WHAT THE EXERCISE ASKS:
Transcribe all the entries word for word, omitting any pictures they contain.

Data records:
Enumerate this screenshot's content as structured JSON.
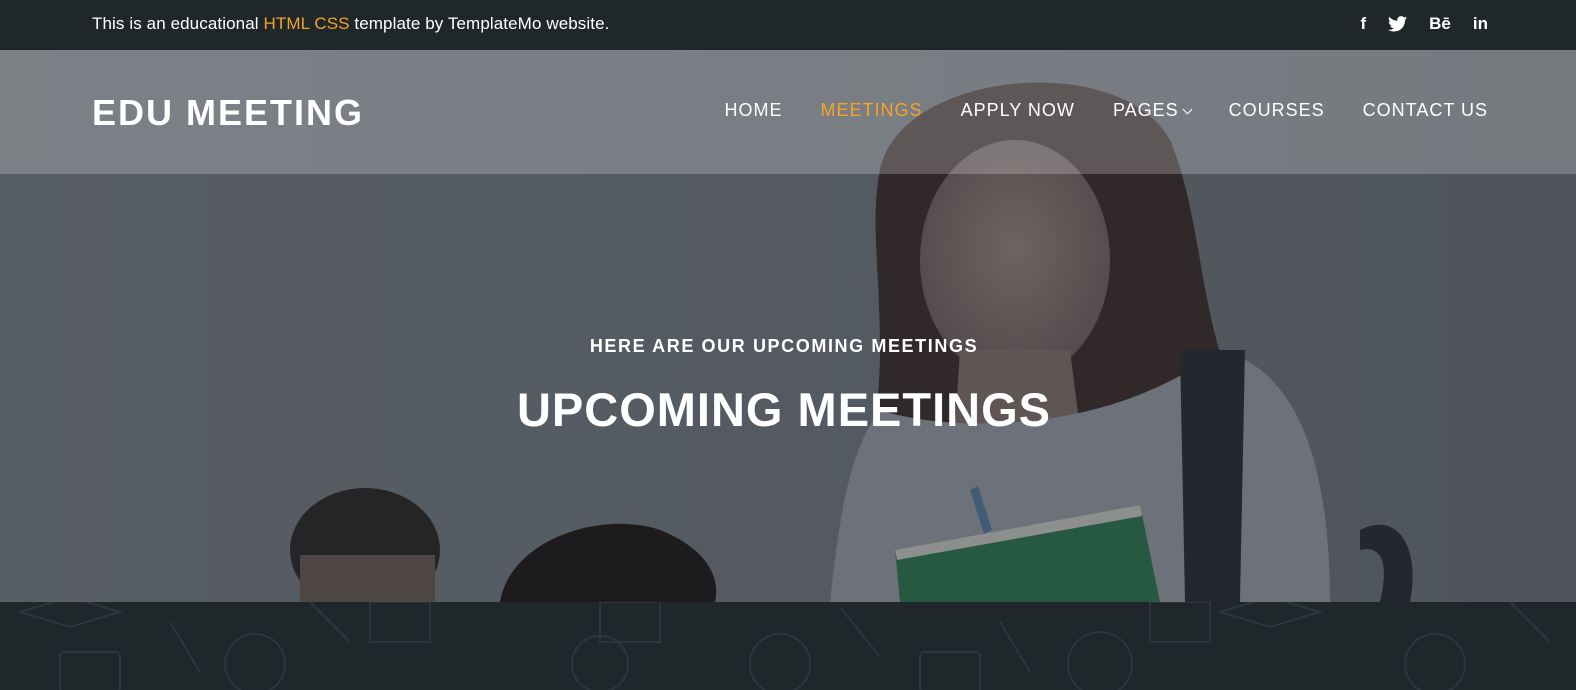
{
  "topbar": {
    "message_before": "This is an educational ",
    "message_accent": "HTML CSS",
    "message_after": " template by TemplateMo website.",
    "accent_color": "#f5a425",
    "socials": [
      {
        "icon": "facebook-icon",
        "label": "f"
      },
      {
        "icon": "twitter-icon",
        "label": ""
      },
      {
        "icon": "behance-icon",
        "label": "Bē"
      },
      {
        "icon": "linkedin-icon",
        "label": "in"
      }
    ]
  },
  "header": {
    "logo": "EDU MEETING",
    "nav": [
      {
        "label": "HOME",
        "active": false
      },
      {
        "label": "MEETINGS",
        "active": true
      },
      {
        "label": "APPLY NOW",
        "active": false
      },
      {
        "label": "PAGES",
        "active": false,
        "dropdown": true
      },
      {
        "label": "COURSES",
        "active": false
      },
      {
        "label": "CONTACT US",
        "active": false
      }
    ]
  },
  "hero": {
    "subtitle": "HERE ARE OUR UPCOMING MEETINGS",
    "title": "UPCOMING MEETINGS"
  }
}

WRITTEN RESPONSE:
Enumerate this screenshot's content as structured JSON.
{
  "topbar": {
    "message_before": "This is an educational ",
    "message_accent": "HTML CSS",
    "message_after": " template by TemplateMo website.",
    "accent_color": "#f5a425",
    "socials": [
      {
        "icon": "facebook-icon",
        "label": "f"
      },
      {
        "icon": "twitter-icon",
        "label": ""
      },
      {
        "icon": "behance-icon",
        "label": "Bē"
      },
      {
        "icon": "linkedin-icon",
        "label": "in"
      }
    ]
  },
  "header": {
    "logo": "EDU MEETING",
    "nav": [
      {
        "label": "HOME",
        "active": false
      },
      {
        "label": "MEETINGS",
        "active": true
      },
      {
        "label": "APPLY NOW",
        "active": false
      },
      {
        "label": "PAGES",
        "active": false,
        "dropdown": true
      },
      {
        "label": "COURSES",
        "active": false
      },
      {
        "label": "CONTACT US",
        "active": false
      }
    ]
  },
  "hero": {
    "subtitle": "HERE ARE OUR UPCOMING MEETINGS",
    "title": "UPCOMING MEETINGS"
  }
}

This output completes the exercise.